* **SET EXERCISE**
Transcribe every line of the listing below without any deviation.

Stored data
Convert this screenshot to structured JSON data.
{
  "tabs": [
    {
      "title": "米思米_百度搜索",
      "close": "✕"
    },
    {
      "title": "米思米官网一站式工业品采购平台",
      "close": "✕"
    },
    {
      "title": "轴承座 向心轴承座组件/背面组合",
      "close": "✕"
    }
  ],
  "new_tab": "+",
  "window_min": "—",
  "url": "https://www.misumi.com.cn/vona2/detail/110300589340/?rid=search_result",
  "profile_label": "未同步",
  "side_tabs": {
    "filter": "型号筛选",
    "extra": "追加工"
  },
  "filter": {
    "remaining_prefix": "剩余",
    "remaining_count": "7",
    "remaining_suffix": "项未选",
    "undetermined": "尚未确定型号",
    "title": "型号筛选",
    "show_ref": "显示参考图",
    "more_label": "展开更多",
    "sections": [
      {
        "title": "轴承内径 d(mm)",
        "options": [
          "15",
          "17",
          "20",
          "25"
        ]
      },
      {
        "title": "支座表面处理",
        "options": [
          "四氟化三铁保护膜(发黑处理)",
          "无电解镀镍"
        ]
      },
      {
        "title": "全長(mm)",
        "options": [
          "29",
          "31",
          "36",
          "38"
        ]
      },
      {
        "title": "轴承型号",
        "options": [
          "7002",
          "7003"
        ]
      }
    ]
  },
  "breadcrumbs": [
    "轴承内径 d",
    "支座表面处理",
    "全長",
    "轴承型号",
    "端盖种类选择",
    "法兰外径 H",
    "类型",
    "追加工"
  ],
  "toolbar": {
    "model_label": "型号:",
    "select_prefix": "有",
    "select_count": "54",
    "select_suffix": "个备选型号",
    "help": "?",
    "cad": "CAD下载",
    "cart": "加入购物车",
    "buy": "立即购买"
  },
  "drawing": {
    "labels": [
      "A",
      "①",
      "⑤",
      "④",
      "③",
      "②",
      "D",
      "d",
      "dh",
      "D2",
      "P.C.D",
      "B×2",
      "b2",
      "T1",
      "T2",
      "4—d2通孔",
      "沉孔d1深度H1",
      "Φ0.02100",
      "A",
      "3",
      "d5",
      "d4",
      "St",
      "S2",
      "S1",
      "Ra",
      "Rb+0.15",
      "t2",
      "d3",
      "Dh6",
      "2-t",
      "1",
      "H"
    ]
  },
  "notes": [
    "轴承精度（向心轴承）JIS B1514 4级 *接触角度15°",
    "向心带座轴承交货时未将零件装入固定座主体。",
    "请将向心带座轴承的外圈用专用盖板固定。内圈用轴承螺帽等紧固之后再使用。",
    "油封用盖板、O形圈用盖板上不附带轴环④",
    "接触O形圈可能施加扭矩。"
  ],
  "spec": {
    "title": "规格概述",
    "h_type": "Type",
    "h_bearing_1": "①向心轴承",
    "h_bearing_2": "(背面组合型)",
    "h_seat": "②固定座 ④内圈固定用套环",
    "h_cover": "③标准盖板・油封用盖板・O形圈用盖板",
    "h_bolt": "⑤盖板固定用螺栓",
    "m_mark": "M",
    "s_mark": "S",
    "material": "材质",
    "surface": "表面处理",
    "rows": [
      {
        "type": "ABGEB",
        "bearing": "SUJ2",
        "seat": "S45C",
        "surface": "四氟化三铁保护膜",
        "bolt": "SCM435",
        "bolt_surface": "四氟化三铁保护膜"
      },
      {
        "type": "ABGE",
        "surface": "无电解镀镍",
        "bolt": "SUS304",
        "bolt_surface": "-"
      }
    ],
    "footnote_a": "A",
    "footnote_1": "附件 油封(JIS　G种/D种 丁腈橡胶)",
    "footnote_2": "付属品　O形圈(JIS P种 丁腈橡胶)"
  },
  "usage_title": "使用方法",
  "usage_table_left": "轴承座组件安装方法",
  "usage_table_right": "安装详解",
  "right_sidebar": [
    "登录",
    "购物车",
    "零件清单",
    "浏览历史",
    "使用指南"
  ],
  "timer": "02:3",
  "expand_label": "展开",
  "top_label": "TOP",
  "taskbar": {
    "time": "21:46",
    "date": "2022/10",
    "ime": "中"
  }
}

* **SOLUTION**
Convert this screenshot to structured JSON data.
{
  "tabs": [
    {
      "title": "米思米_百度搜索",
      "close": "✕"
    },
    {
      "title": "米思米官网一站式工业品采购平台",
      "close": "✕"
    },
    {
      "title": "轴承座 向心轴承座组件/背面组合",
      "close": "✕"
    }
  ],
  "new_tab": "+",
  "window_min": "—",
  "url": "https://www.misumi.com.cn/vona2/detail/110300589340/?rid=search_result",
  "profile_label": "未同步",
  "side_tabs": {
    "filter": "型号筛选",
    "extra": "追加工"
  },
  "filter": {
    "remaining_prefix": "剩余",
    "remaining_count": "7",
    "remaining_suffix": "项未选",
    "undetermined": "尚未确定型号",
    "title": "型号筛选",
    "show_ref": "显示参考图",
    "more_label": "展开更多",
    "sections": [
      {
        "title": "轴承内径 d(mm)",
        "options": [
          "15",
          "17",
          "20",
          "25"
        ]
      },
      {
        "title": "支座表面处理",
        "options": [
          "四氟化三铁保护膜(发黑处理)",
          "无电解镀镍"
        ]
      },
      {
        "title": "全長(mm)",
        "options": [
          "29",
          "31",
          "36",
          "38"
        ]
      },
      {
        "title": "轴承型号",
        "options": [
          "7002",
          "7003"
        ]
      }
    ]
  },
  "breadcrumbs": [
    "轴承内径 d",
    "支座表面处理",
    "全長",
    "轴承型号",
    "端盖种类选择",
    "法兰外径 H",
    "类型",
    "追加工"
  ],
  "toolbar": {
    "model_label": "型号:",
    "select_prefix": "有",
    "select_count": "54",
    "select_suffix": "个备选型号",
    "help": "?",
    "cad": "CAD下载",
    "cart": "加入购物车",
    "buy": "立即购买"
  },
  "drawing": {
    "labels": [
      "A",
      "①",
      "⑤",
      "④",
      "③",
      "②",
      "D",
      "d",
      "dh",
      "D2",
      "P.C.D",
      "B×2",
      "b2",
      "T1",
      "T2",
      "4—d2通孔",
      "沉孔d1深度H1",
      "Φ0.02100",
      "A",
      "3",
      "d5",
      "d4",
      "St",
      "S2",
      "S1",
      "Ra",
      "Rb+0.15",
      "t2",
      "d3",
      "Dh6",
      "2-t",
      "1",
      "H"
    ]
  },
  "notes": [
    "轴承精度（向心轴承）JIS B1514 4级 *接触角度15°",
    "向心带座轴承交货时未将零件装入固定座主体。",
    "请将向心带座轴承的外圈用专用盖板固定。内圈用轴承螺帽等紧固之后再使用。",
    "油封用盖板、O形圈用盖板上不附带轴环④",
    "接触O形圈可能施加扭矩。"
  ],
  "spec": {
    "title": "规格概述",
    "h_type": "Type",
    "h_bearing_1": "①向心轴承",
    "h_bearing_2": "(背面组合型)",
    "h_seat": "②固定座 ④内圈固定用套环",
    "h_cover": "③标准盖板・油封用盖板・O形圈用盖板",
    "h_bolt": "⑤盖板固定用螺栓",
    "m_mark": "M",
    "s_mark": "S",
    "material": "材质",
    "surface": "表面处理",
    "rows": [
      {
        "type": "ABGEB",
        "bearing": "SUJ2",
        "seat": "S45C",
        "surface": "四氟化三铁保护膜",
        "bolt": "SCM435",
        "bolt_surface": "四氟化三铁保护膜"
      },
      {
        "type": "ABGE",
        "surface": "无电解镀镍",
        "bolt": "SUS304",
        "bolt_surface": "-"
      }
    ],
    "footnote_a": "A",
    "footnote_1": "附件 油封(JIS　G种/D种 丁腈橡胶)",
    "footnote_2": "付属品　O形圈(JIS P种 丁腈橡胶)"
  },
  "usage_title": "使用方法",
  "usage_table_left": "轴承座组件安装方法",
  "usage_table_right": "安装详解",
  "right_sidebar": [
    "登录",
    "购物车",
    "零件清单",
    "浏览历史",
    "使用指南"
  ],
  "timer": "02:3",
  "expand_label": "展开",
  "top_label": "TOP",
  "taskbar": {
    "time": "21:46",
    "date": "2022/10",
    "ime": "中"
  }
}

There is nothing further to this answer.